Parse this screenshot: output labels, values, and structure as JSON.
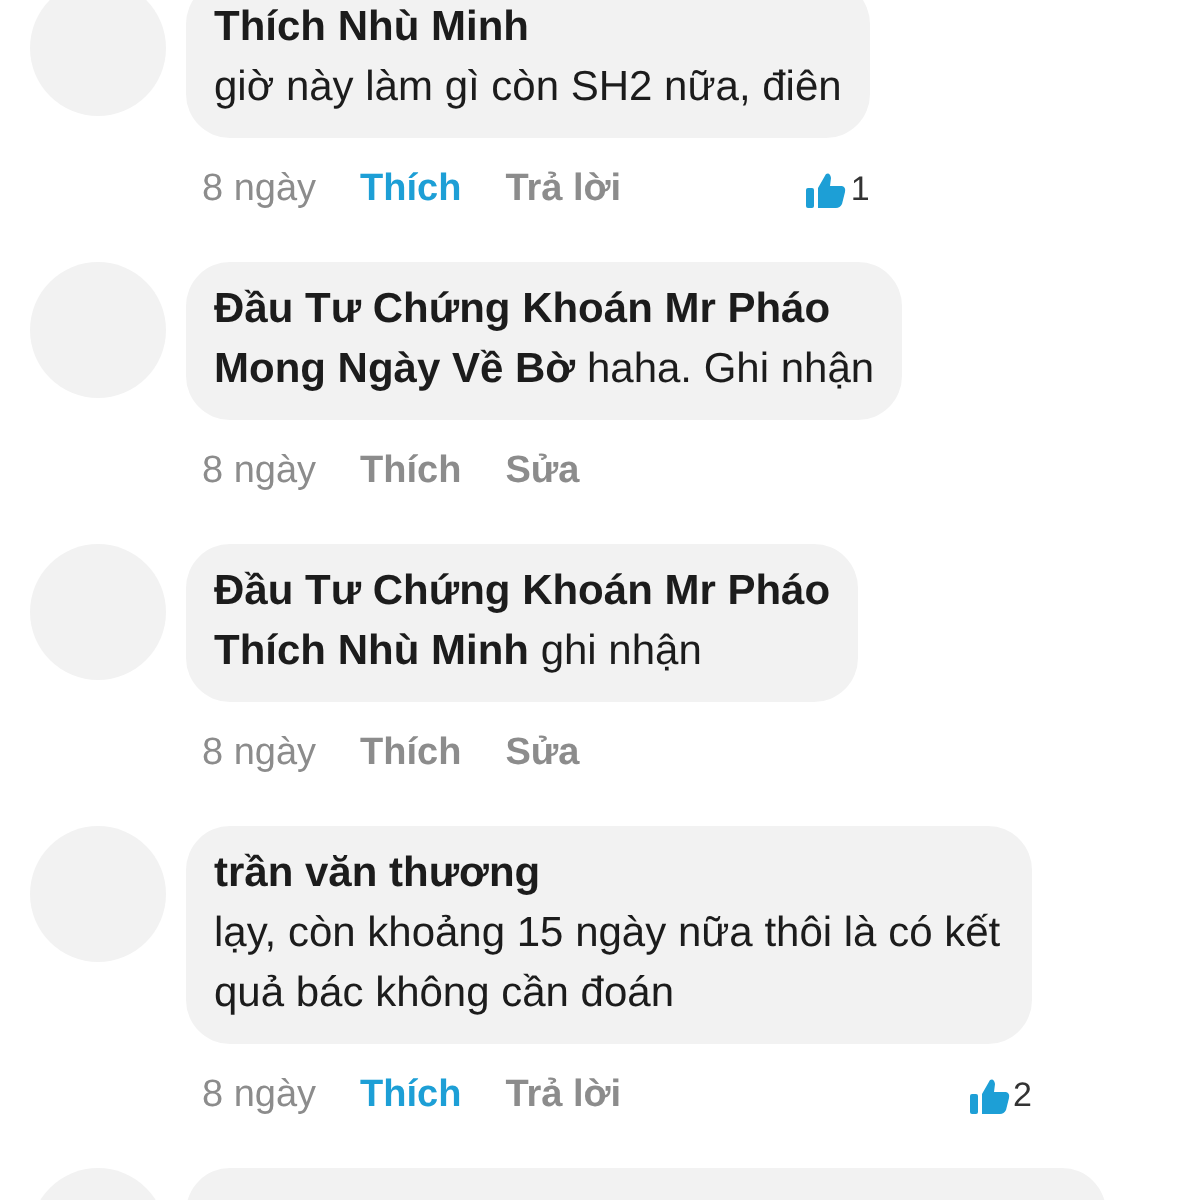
{
  "comments": [
    {
      "author": "Thích Nhù Minh",
      "text": "giờ này làm gì còn SH2 nữa, điên",
      "time": "8 ngày",
      "like": {
        "label": "Thích",
        "selected": true
      },
      "action": "Trả lời",
      "like_count": "1"
    },
    {
      "author": "Đầu Tư Chứng Khoán Mr Pháo",
      "text": "**Mong Ngày Về Bờ**  haha. Ghi nhận",
      "time": "8 ngày",
      "like": {
        "label": "Thích",
        "selected": false
      },
      "action": "Sửa"
    },
    {
      "author": "Đầu Tư Chứng Khoán Mr Pháo",
      "text": "**Thích Nhù Minh**  ghi nhận",
      "time": "8 ngày",
      "like": {
        "label": "Thích",
        "selected": false
      },
      "action": "Sửa"
    },
    {
      "author": "trần văn thương",
      "text": "lạy, còn khoảng 15 ngày nữa thôi là có kết quả bác không cần đoán",
      "time": "8 ngày",
      "like": {
        "label": "Thích",
        "selected": true
      },
      "action": "Trả lời",
      "like_count": "2"
    },
    {
      "kind": "cut"
    }
  ]
}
-----
▶ _JOB_: Make an exact copy of the records above, with the pictures left out.

▶ _FINISHED EXERCISE_:
Parse this screenshot: output labels, values, and structure as JSON.
{
  "comments": [
    {
      "author": "Thích Nhù Minh",
      "text": "giờ này làm gì còn SH2 nữa, điên",
      "time": "8 ngày",
      "like": {
        "label": "Thích",
        "selected": true
      },
      "action": "Trả lời",
      "like_count": "1"
    },
    {
      "author": "Đầu Tư Chứng Khoán Mr Pháo",
      "text": "**Mong Ngày Về Bờ**  haha. Ghi nhận",
      "time": "8 ngày",
      "like": {
        "label": "Thích",
        "selected": false
      },
      "action": "Sửa"
    },
    {
      "author": "Đầu Tư Chứng Khoán Mr Pháo",
      "text": "**Thích Nhù Minh**  ghi nhận",
      "time": "8 ngày",
      "like": {
        "label": "Thích",
        "selected": false
      },
      "action": "Sửa"
    },
    {
      "author": "trần văn thương",
      "text": "lạy, còn khoảng 15 ngày nữa thôi là có kết quả bác không cần đoán",
      "time": "8 ngày",
      "like": {
        "label": "Thích",
        "selected": true
      },
      "action": "Trả lời",
      "like_count": "2"
    },
    {
      "kind": "cut"
    }
  ]
}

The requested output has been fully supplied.